Show every line where "Brigatinib" occurs.

====== Dataset extract

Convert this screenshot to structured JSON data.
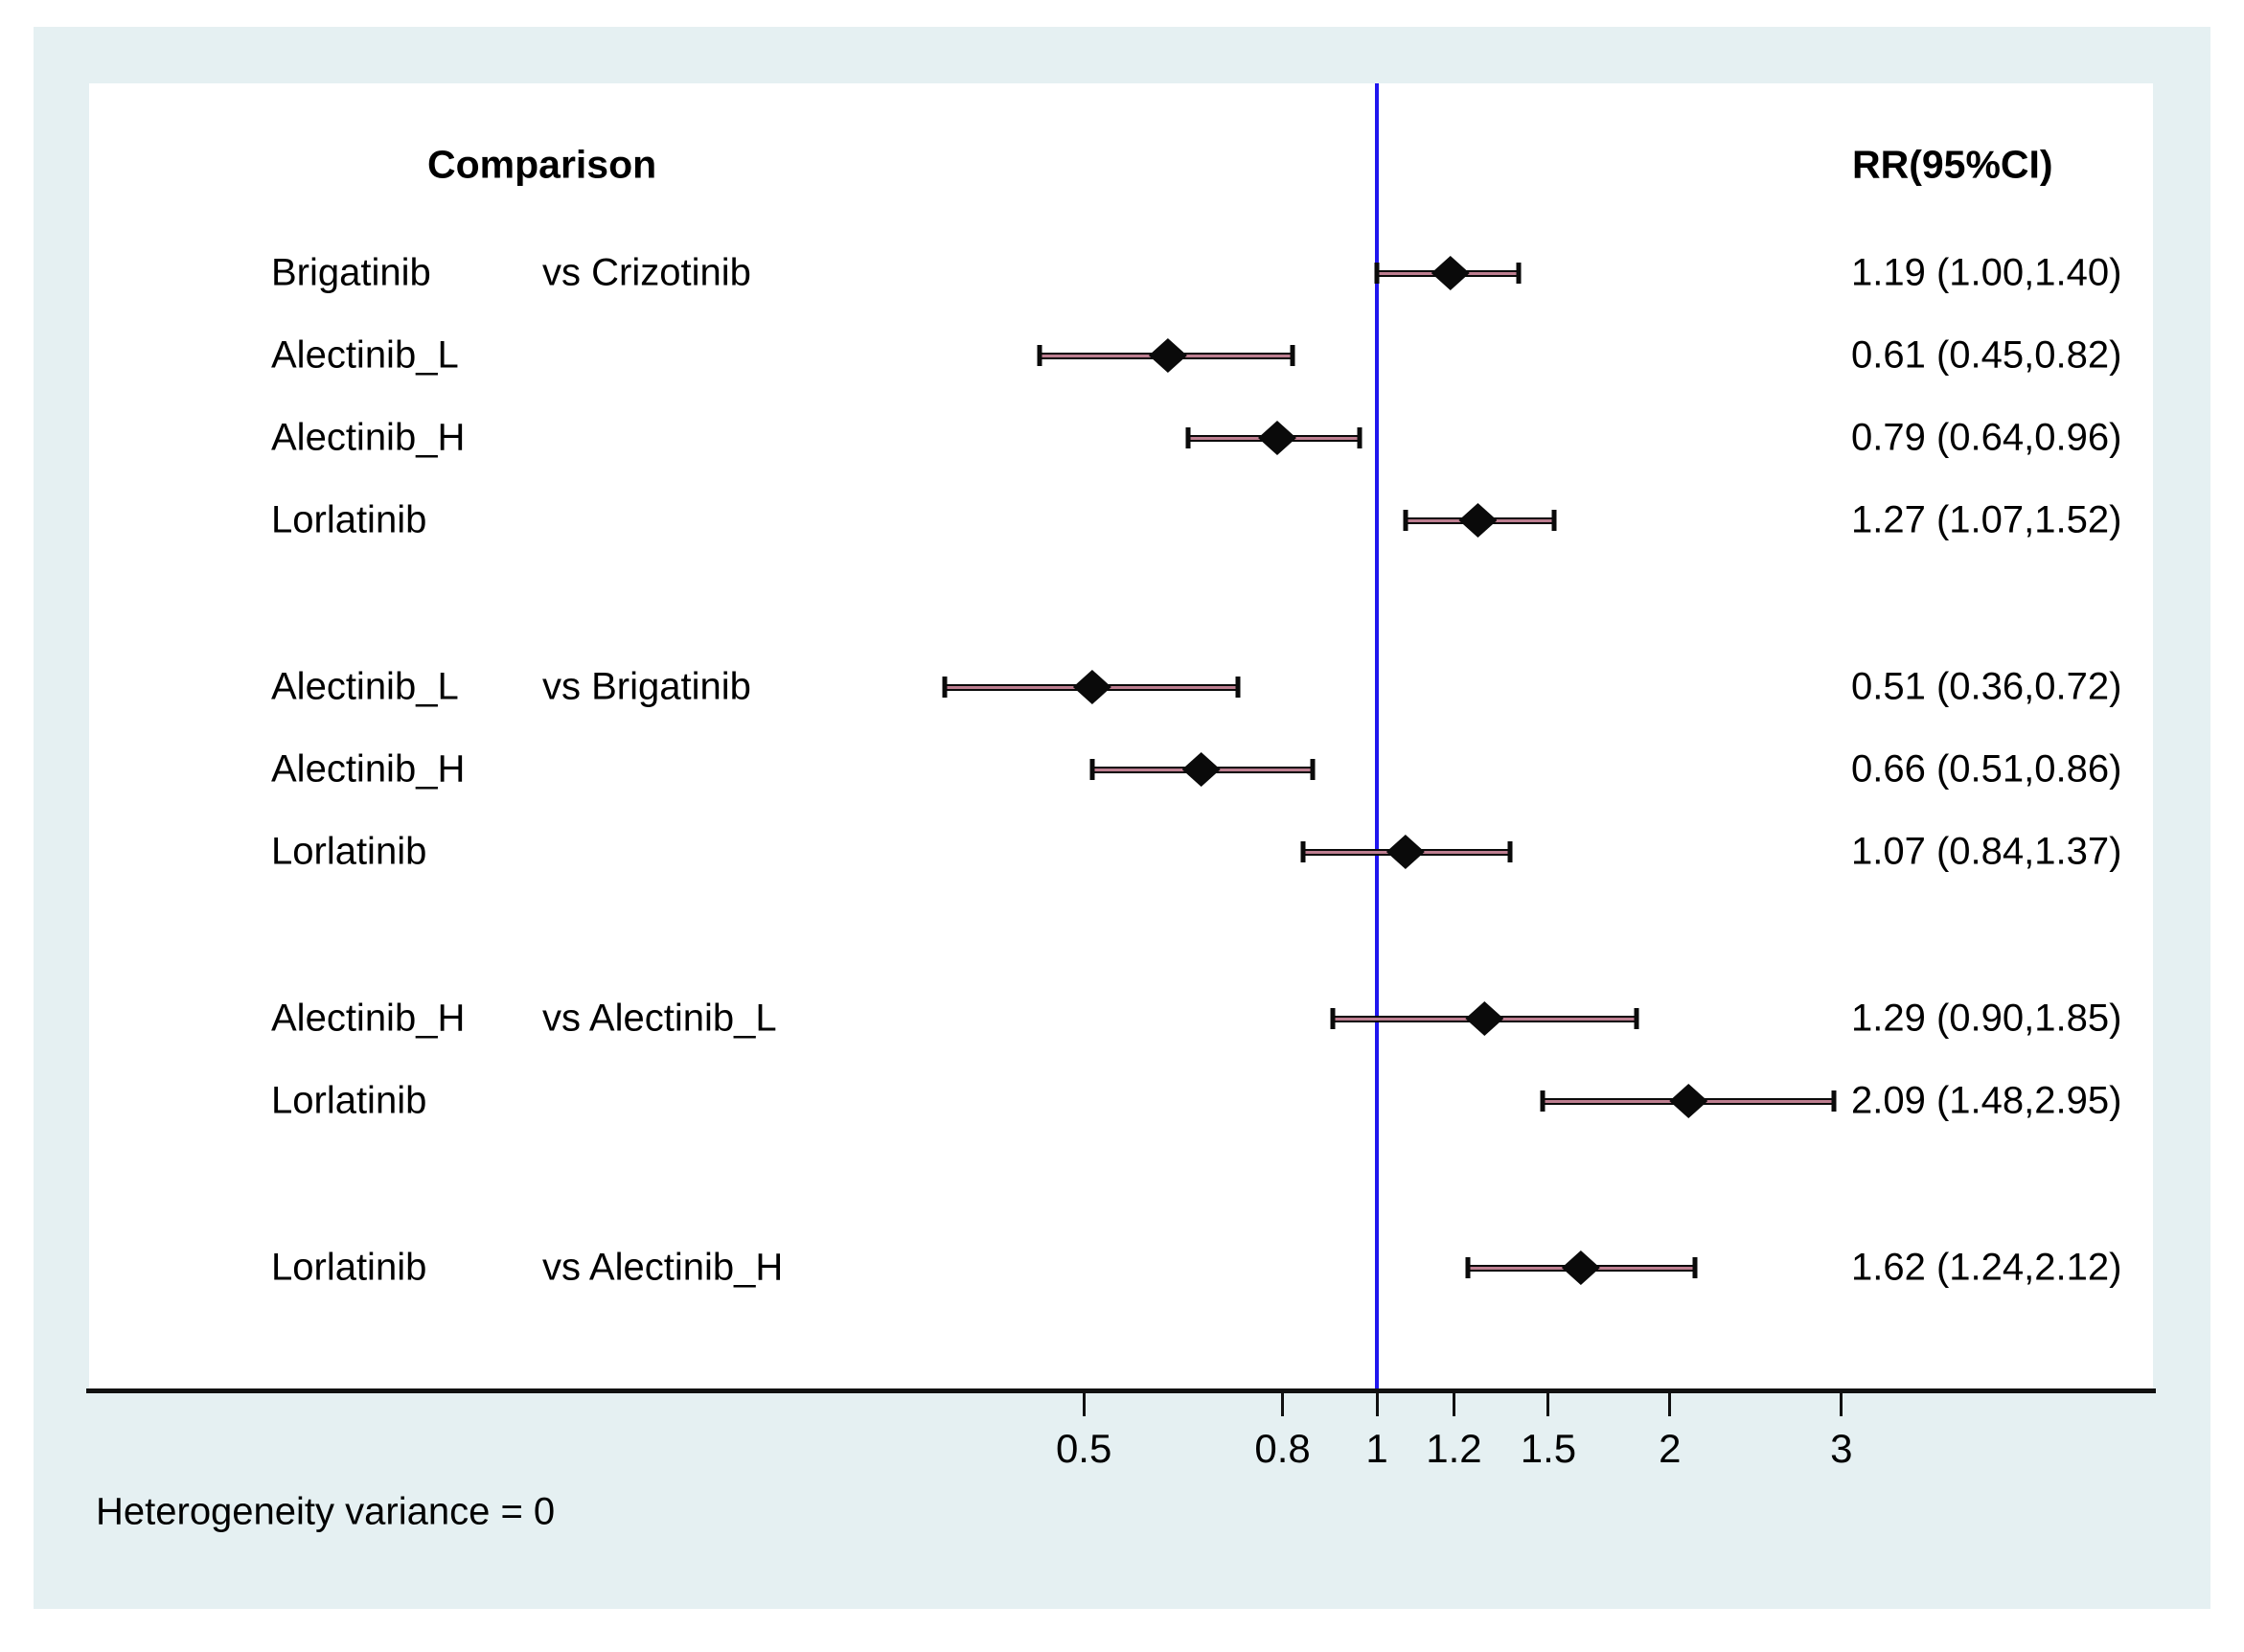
{
  "chart_data": {
    "type": "scatter",
    "subtype": "forest-plot",
    "title_left": "Comparison",
    "title_right": "RR(95%CI)",
    "footnote": "Heterogeneity variance = 0",
    "x_axis": {
      "scale": "log",
      "ticks": [
        0.5,
        0.8,
        1,
        1.2,
        1.5,
        2,
        3
      ],
      "tick_labels": [
        "0.5",
        "0.8",
        "1",
        "1.2",
        "1.5",
        "2",
        "3"
      ],
      "reference_line": 1,
      "grid": false
    },
    "groups": [
      {
        "rows": [
          {
            "treatment": "Brigatinib",
            "comparator": "vs Crizotinib",
            "rr": 1.19,
            "lo": 1.0,
            "hi": 1.4,
            "label": "1.19 (1.00,1.40)"
          },
          {
            "treatment": "Alectinib_L",
            "comparator": "",
            "rr": 0.61,
            "lo": 0.45,
            "hi": 0.82,
            "label": "0.61 (0.45,0.82)"
          },
          {
            "treatment": "Alectinib_H",
            "comparator": "",
            "rr": 0.79,
            "lo": 0.64,
            "hi": 0.96,
            "label": "0.79 (0.64,0.96)"
          },
          {
            "treatment": "Lorlatinib",
            "comparator": "",
            "rr": 1.27,
            "lo": 1.07,
            "hi": 1.52,
            "label": "1.27 (1.07,1.52)"
          }
        ]
      },
      {
        "rows": [
          {
            "treatment": "Alectinib_L",
            "comparator": "vs Brigatinib",
            "rr": 0.51,
            "lo": 0.36,
            "hi": 0.72,
            "label": "0.51 (0.36,0.72)"
          },
          {
            "treatment": "Alectinib_H",
            "comparator": "",
            "rr": 0.66,
            "lo": 0.51,
            "hi": 0.86,
            "label": "0.66 (0.51,0.86)"
          },
          {
            "treatment": "Lorlatinib",
            "comparator": "",
            "rr": 1.07,
            "lo": 0.84,
            "hi": 1.37,
            "label": "1.07 (0.84,1.37)"
          }
        ]
      },
      {
        "rows": [
          {
            "treatment": "Alectinib_H",
            "comparator": "vs Alectinib_L",
            "rr": 1.29,
            "lo": 0.9,
            "hi": 1.85,
            "label": "1.29 (0.90,1.85)"
          },
          {
            "treatment": "Lorlatinib",
            "comparator": "",
            "rr": 2.09,
            "lo": 1.48,
            "hi": 2.95,
            "label": "2.09 (1.48,2.95)"
          }
        ]
      },
      {
        "rows": [
          {
            "treatment": "Lorlatinib",
            "comparator": "vs Alectinib_H",
            "rr": 1.62,
            "lo": 1.24,
            "hi": 2.12,
            "label": "1.62 (1.24,2.12)"
          }
        ]
      }
    ],
    "colors": {
      "panel_background": "#e5f0f2",
      "plot_background": "#ffffff",
      "reference_line": "#2016ee",
      "ci_line_outline": "#0a0a0a",
      "ci_line_core": "#bd7e90",
      "marker": "#0a0a0a",
      "text": "#000000",
      "axis": "#111111"
    }
  }
}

============

Solution >>
            "treatment": "Brigatinib",
            "comparator": "vs Brigatinib",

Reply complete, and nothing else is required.